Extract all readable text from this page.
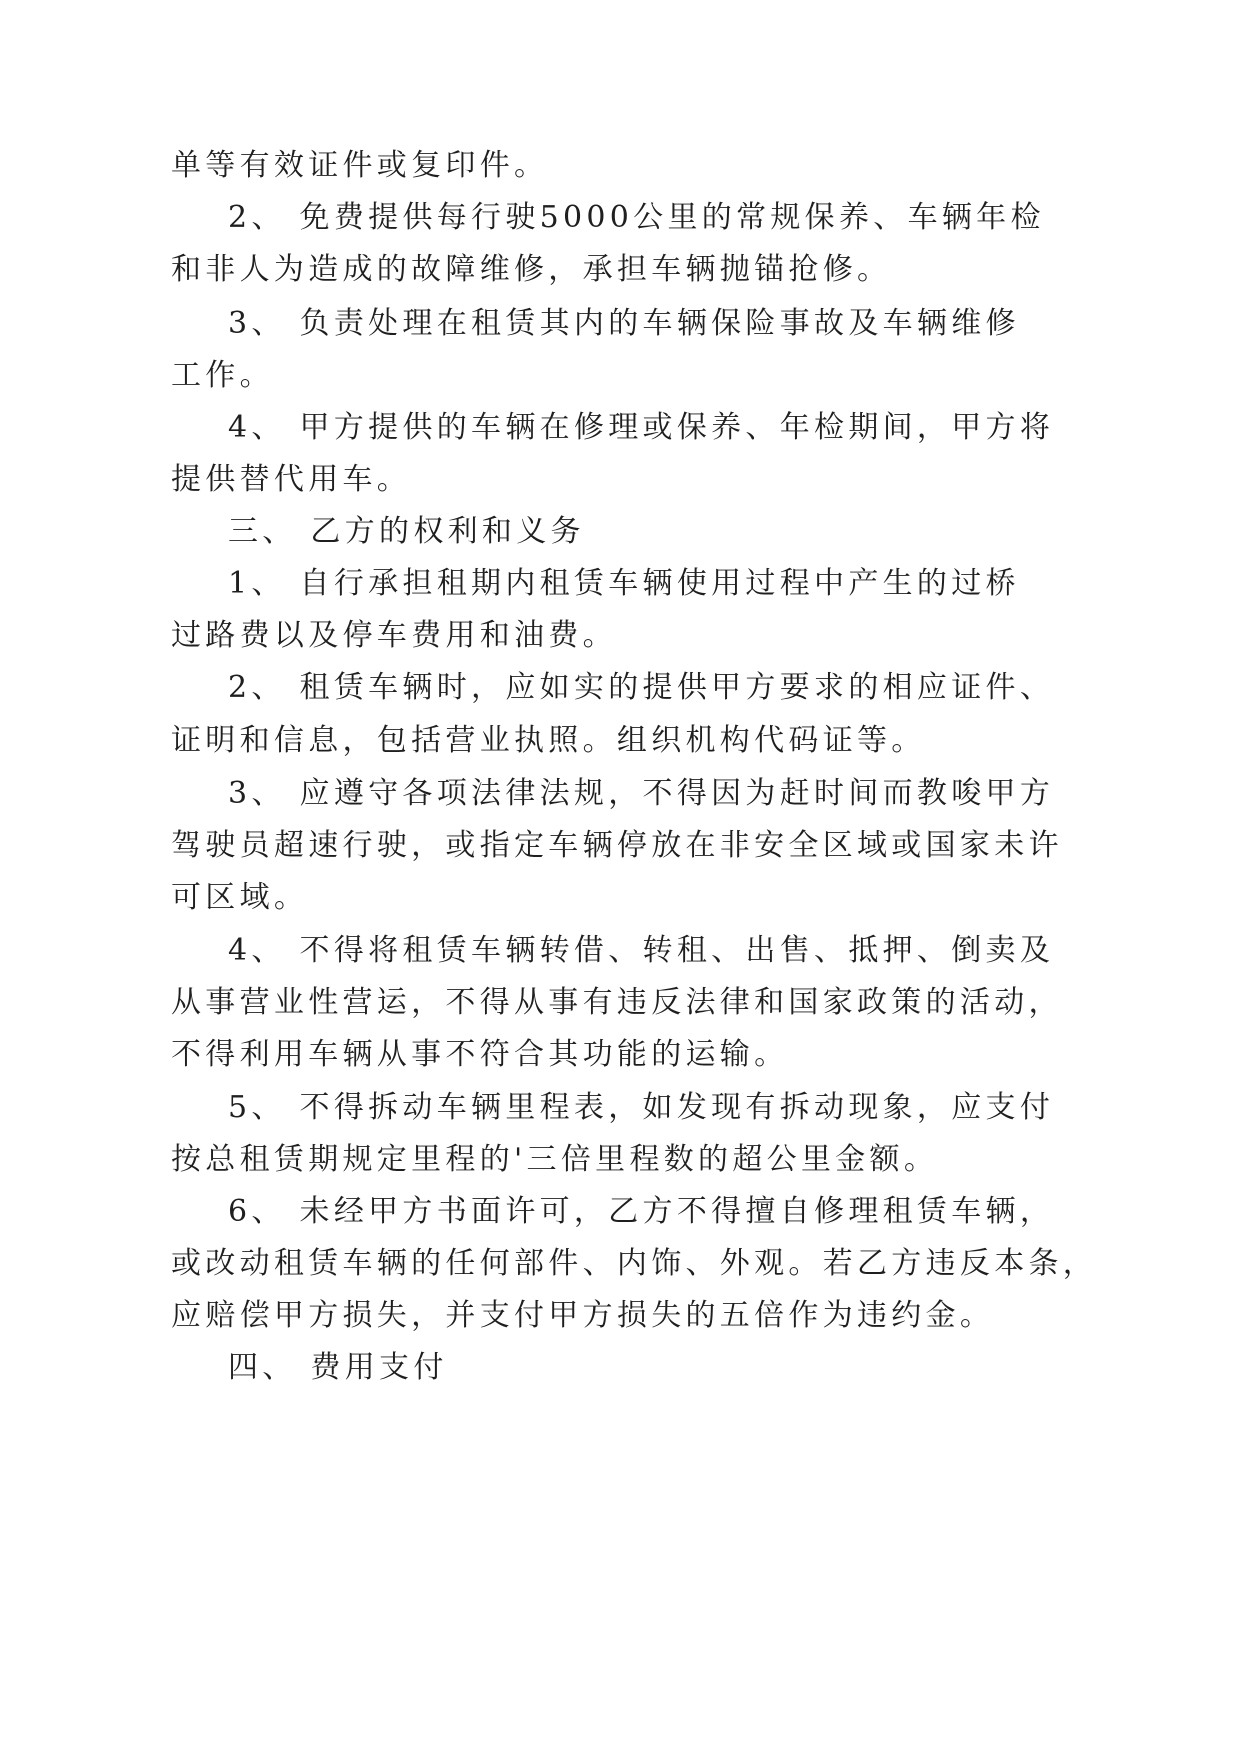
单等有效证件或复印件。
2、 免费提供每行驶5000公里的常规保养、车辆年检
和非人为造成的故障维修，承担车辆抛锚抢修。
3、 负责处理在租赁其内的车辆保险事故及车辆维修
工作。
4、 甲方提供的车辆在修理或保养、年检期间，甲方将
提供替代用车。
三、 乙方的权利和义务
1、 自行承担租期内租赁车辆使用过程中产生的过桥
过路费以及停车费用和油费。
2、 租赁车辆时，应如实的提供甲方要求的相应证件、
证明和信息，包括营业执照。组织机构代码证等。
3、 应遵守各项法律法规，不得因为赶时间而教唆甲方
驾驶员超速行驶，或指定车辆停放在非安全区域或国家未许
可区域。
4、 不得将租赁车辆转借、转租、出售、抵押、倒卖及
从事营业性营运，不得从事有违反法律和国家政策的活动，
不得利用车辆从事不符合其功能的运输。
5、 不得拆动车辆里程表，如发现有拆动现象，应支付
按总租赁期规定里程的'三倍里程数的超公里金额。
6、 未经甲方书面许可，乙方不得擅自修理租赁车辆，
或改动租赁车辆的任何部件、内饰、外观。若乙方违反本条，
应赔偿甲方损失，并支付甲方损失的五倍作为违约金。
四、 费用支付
——
## WHAT YOU WILL DO
Give back all entries exactly. No pictures belong in the copy.

## REPLY
Extract all readable text from this page.
单等有效证件或复印件。
2、 免费提供每行驶5000公里的常规保养、车辆年检
和非人为造成的故障维修，承担车辆抛锚抢修。
3、 负责处理在租赁其内的车辆保险事故及车辆维修
工作。
4、 甲方提供的车辆在修理或保养、年检期间，甲方将
提供替代用车。
三、 乙方的权利和义务
1、 自行承担租期内租赁车辆使用过程中产生的过桥
过路费以及停车费用和油费。
2、 租赁车辆时，应如实的提供甲方要求的相应证件、
证明和信息，包括营业执照。组织机构代码证等。
3、 应遵守各项法律法规，不得因为赶时间而教唆甲方
驾驶员超速行驶，或指定车辆停放在非安全区域或国家未许
可区域。
4、 不得将租赁车辆转借、转租、出售、抵押、倒卖及
从事营业性营运，不得从事有违反法律和国家政策的活动，
不得利用车辆从事不符合其功能的运输。
5、 不得拆动车辆里程表，如发现有拆动现象，应支付
按总租赁期规定里程的'三倍里程数的超公里金额。
6、 未经甲方书面许可，乙方不得擅自修理租赁车辆，
或改动租赁车辆的任何部件、内饰、外观。若乙方违反本条，
应赔偿甲方损失，并支付甲方损失的五倍作为违约金。
四、 费用支付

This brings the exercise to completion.